Task objective:
Render every entry exactly as it appears.

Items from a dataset
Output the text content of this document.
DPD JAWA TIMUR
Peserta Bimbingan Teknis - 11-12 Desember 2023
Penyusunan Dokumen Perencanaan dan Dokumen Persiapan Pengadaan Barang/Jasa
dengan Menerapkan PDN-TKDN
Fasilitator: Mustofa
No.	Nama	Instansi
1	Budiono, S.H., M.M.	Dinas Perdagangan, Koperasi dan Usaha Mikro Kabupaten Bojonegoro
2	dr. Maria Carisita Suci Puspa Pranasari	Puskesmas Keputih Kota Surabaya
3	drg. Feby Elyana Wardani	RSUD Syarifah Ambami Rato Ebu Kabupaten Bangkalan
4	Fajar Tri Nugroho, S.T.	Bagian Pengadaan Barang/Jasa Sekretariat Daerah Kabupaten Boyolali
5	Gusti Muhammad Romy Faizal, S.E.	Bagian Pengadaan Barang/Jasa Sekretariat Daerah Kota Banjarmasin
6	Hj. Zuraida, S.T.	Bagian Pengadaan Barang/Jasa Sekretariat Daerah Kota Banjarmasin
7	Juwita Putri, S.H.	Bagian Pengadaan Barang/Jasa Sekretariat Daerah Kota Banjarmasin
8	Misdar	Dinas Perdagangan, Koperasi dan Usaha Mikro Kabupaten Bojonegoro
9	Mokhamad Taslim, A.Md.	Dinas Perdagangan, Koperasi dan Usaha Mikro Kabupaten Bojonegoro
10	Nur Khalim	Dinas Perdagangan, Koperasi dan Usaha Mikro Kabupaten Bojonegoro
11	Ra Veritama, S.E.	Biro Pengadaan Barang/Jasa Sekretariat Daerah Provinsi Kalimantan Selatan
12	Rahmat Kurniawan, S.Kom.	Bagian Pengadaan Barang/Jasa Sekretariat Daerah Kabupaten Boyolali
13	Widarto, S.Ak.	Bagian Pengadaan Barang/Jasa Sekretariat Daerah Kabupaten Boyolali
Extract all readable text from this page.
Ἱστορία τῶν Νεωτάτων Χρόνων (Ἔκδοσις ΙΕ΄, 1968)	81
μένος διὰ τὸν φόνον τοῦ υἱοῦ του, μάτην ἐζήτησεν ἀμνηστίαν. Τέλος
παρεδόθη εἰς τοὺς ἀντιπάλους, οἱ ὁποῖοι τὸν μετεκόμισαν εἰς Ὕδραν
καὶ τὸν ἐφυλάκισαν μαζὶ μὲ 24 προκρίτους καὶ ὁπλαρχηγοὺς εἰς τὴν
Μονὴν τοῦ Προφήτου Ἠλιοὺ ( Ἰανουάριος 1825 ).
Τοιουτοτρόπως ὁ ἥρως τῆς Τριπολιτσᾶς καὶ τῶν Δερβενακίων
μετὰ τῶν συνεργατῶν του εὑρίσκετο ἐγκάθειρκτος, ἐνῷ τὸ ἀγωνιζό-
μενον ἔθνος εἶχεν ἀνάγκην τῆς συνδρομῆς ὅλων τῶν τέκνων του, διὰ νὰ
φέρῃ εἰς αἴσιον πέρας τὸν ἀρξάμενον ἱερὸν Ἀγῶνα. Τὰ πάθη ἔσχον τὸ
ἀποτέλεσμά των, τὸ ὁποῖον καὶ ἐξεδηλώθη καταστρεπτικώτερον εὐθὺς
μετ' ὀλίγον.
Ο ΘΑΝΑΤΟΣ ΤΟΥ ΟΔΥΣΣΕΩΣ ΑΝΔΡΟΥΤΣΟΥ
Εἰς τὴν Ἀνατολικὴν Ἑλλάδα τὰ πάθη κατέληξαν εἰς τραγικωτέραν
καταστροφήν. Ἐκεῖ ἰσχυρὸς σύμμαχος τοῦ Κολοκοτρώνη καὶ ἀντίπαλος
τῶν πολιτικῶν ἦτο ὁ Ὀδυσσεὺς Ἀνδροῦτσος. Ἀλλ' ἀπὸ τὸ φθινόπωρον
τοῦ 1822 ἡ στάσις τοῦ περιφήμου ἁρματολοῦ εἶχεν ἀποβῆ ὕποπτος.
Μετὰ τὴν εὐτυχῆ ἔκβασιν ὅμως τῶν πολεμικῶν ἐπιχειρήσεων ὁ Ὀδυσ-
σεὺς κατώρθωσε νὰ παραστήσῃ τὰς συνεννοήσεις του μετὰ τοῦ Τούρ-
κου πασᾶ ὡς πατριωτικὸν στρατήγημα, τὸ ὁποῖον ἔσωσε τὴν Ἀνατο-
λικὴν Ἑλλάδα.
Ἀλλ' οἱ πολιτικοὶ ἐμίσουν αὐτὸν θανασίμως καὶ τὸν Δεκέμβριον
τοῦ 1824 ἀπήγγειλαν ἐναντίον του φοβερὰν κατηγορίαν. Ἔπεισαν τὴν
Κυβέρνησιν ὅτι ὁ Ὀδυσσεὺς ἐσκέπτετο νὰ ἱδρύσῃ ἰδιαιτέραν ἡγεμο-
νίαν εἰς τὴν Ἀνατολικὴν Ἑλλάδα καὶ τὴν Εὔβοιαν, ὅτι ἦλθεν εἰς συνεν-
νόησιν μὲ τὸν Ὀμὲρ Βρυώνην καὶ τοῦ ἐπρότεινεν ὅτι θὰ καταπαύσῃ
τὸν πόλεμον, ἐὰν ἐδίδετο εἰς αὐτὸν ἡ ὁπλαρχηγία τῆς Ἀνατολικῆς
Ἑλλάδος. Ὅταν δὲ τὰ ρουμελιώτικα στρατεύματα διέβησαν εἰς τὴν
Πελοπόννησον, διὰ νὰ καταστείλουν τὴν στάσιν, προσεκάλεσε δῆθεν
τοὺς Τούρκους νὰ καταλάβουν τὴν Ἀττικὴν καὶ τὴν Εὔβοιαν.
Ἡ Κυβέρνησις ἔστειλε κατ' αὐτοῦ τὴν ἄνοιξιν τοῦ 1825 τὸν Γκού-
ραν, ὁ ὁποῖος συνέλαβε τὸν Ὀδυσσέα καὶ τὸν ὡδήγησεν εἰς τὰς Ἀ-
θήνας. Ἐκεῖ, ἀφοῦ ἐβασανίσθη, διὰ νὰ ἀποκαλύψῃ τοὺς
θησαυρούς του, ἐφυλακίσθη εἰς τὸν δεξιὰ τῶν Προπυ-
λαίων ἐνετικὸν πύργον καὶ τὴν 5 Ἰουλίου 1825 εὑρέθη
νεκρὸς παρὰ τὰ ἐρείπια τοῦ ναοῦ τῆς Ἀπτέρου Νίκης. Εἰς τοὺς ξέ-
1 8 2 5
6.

Answer to the problem:
Output the text content of this document.
DPD JAWA TIMUR
Peserta Bimbingan Teknis - 11-12 Desember 2023
Penyusunan Dokumen Perencanaan dan Dokumen Persiapan Pengadaan Barang/Jasa
dengan Menerapkan PDN-TKDN
Fasilitator: Mustofa
No.	Nama	Instansi
1	Budiono, S.H., M.M.	Dinas Perdagangan, Koperasi dan Usaha Mikro Kabupaten Bojonegoro
2	dr. Maria Carisita Suci Puspa Pranasari	Puskesmas Keputih Kota Surabaya
3	drg. Feby Elyana Wardani	RSUD Syarifah Ambami Rato Ebu Kabupaten Bangkalan
4	Fajar Tri Nugroho, S.T.	Bagian Pengadaan Barang/Jasa Sekretariat Daerah Kabupaten Boyolali
5	Gusti Muhammad Romy Faizal, S.E.	Bagian Pengadaan Barang/Jasa Sekretariat Daerah Kota Banjarmasin
6	Hj. Zuraida, S.T.	Bagian Pengadaan Barang/Jasa Sekretariat Daerah Kota Banjarmasin
7	Juwita Putri, S.H.	Bagian Pengadaan Barang/Jasa Sekretariat Daerah Kota Banjarmasin
8	Misdar	Dinas Perdagangan, Koperasi dan Usaha Mikro Kabupaten Bojonegoro
9	Mokhamad Taslim, A.Md.	Dinas Perdagangan, Koperasi dan Usaha Mikro Kabupaten Bojonegoro
10	Nur Khalim	Dinas Perdagangan, Koperasi dan Usaha Mikro Kabupaten Bojonegoro
11	Ra Veritama, S.E.	Biro Pengadaan Barang/Jasa Sekretariat Daerah Provinsi Kalimantan Selatan
12	Rahmat Kurniawan, S.Kom.	Bagian Pengadaan Barang/Jasa Sekretariat Daerah Kabupaten Boyolali
13	Widarto, S.Ak.	Bagian Pengadaan Barang/Jasa Sekretariat Daerah Kabupaten Boyolali
Extract all readable text from this page.
Ἱστορία τῶν Νεωτάτων Χρόνων (Ἔκδοσις ΙΕ΄, 1968)	81
μένος διὰ τὸν φόνον τοῦ υἱοῦ του, μάτην ἐζήτησεν ἀμνηστίαν. Τέλος
παρεδόθη εἰς τοὺς ἀντιπάλους, οἱ ὁποῖοι τὸν μετεκόμισαν εἰς Ὕδραν
καὶ τὸν ἐφυλάκισαν μαζὶ μὲ 24 προκρίτους καὶ ὁπλαρχηγοὺς εἰς τὴν
Μονὴν τοῦ Προφήτου Ἠλιοὺ ( Ἰανουάριος 1825 ).
Τοιουτοτρόπως ὁ ἥρως τῆς Τριπολιτσᾶς καὶ τῶν Δερβενακίων
μετὰ τῶν συνεργατῶν του εὑρίσκετο ἐγκάθειρκτος, ἐνῷ τὸ ἀγωνιζό-
μενον ἔθνος εἶχεν ἀνάγκην τῆς συνδρομῆς ὅλων τῶν τέκνων του, διὰ νὰ
φέρῃ εἰς αἴσιον πέρας τὸν ἀρξάμενον ἱερὸν Ἀγῶνα. Τὰ πάθη ἔσχον τὸ
ἀποτέλεσμά των, τὸ ὁποῖον καὶ ἐξεδηλώθη καταστρεπτικώτερον εὐθὺς
μετ' ὀλίγον.
Ο ΘΑΝΑΤΟΣ ΤΟΥ ΟΔΥΣΣΕΩΣ ΑΝΔΡΟΥΤΣΟΥ
Εἰς τὴν Ἀνατολικὴν Ἑλλάδα τὰ πάθη κατέληξαν εἰς τραγικωτέραν
καταστροφήν. Ἐκεῖ ἰσχυρὸς σύμμαχος τοῦ Κολοκοτρώνη καὶ ἀντίπαλος
τῶν πολιτικῶν ἦτο ὁ Ὀδυσσεὺς Ἀνδροῦτσος. Ἀλλ' ἀπὸ τὸ φθινόπωρον
τοῦ 1822 ἡ στάσις τοῦ περιφήμου ἁρματολοῦ εἶχεν ἀποβῆ ὕποπτος.
Μετὰ τὴν εὐτυχῆ ἔκβασιν ὅμως τῶν πολεμικῶν ἐπιχειρήσεων ὁ Ὀδυσ-
σεὺς κατώρθωσε νὰ παραστήσῃ τὰς συνεννοήσεις του μετὰ τοῦ Τούρ-
κου πασᾶ ὡς πατριωτικὸν στρατήγημα, τὸ ὁποῖον ἔσωσε τὴν Ἀνατο-
λικὴν Ἑλλάδα.
Ἀλλ' οἱ πολιτικοὶ ἐμίσουν αὐτὸν θανασίμως καὶ τὸν Δεκέμβριον
τοῦ 1824 ἀπήγγειλαν ἐναντίον του φοβερὰν κατηγορίαν. Ἔπεισαν τὴν
Κυβέρνησιν ὅτι ὁ Ὀδυσσεὺς ἐσκέπτετο νὰ ἱδρύσῃ ἰδιαιτέραν ἡγεμο-
νίαν εἰς τὴν Ἀνατολικὴν Ἑλλάδα καὶ τὴν Εὔβοιαν, ὅτι ἦλθεν εἰς συνεν-
νόησιν μὲ τὸν Ὀμὲρ Βρυώνην καὶ τοῦ ἐπρότεινεν ὅτι θὰ καταπαύσῃ
τὸν πόλεμον, ἐὰν ἐδίδετο εἰς αὐτὸν ἡ ὁπλαρχηγία τῆς Ἀνατολικῆς
Ἑλλάδος. Ὅταν δὲ τὰ ρουμελιώτικα στρατεύματα διέβησαν εἰς τὴν
Πελοπόννησον, διὰ νὰ καταστείλουν τὴν στάσιν, προσεκάλεσε δῆθεν
τοὺς Τούρκους νὰ καταλάβουν τὴν Ἀττικὴν καὶ τὴν Εὔβοιαν.
Ἡ Κυβέρνησις ἔστειλε κατ' αὐτοῦ τὴν ἄνοιξιν τοῦ 1825 τὸν Γκού-
ραν, ὁ ὁποῖος συνέλαβε τὸν Ὀδυσσέα καὶ τὸν ὡδήγησεν εἰς τὰς Ἀ-
θήνας. Ἐκεῖ, ἀφοῦ ἐβασανίσθη, διὰ νὰ ἀποκαλύψῃ τοὺς
θησαυρούς του, ἐφυλακίσθη εἰς τὸν δεξιὰ τῶν Προπυ-
λαίων ἐνετικὸν πύργον καὶ τὴν 5 Ἰουλίου 1825 εὑρέθη
νεκρὸς παρὰ τὰ ἐρείπια τοῦ ναοῦ τῆς Ἀπτέρου Νίκης. Εἰς τοὺς ξέ-
1 8 2 5
6.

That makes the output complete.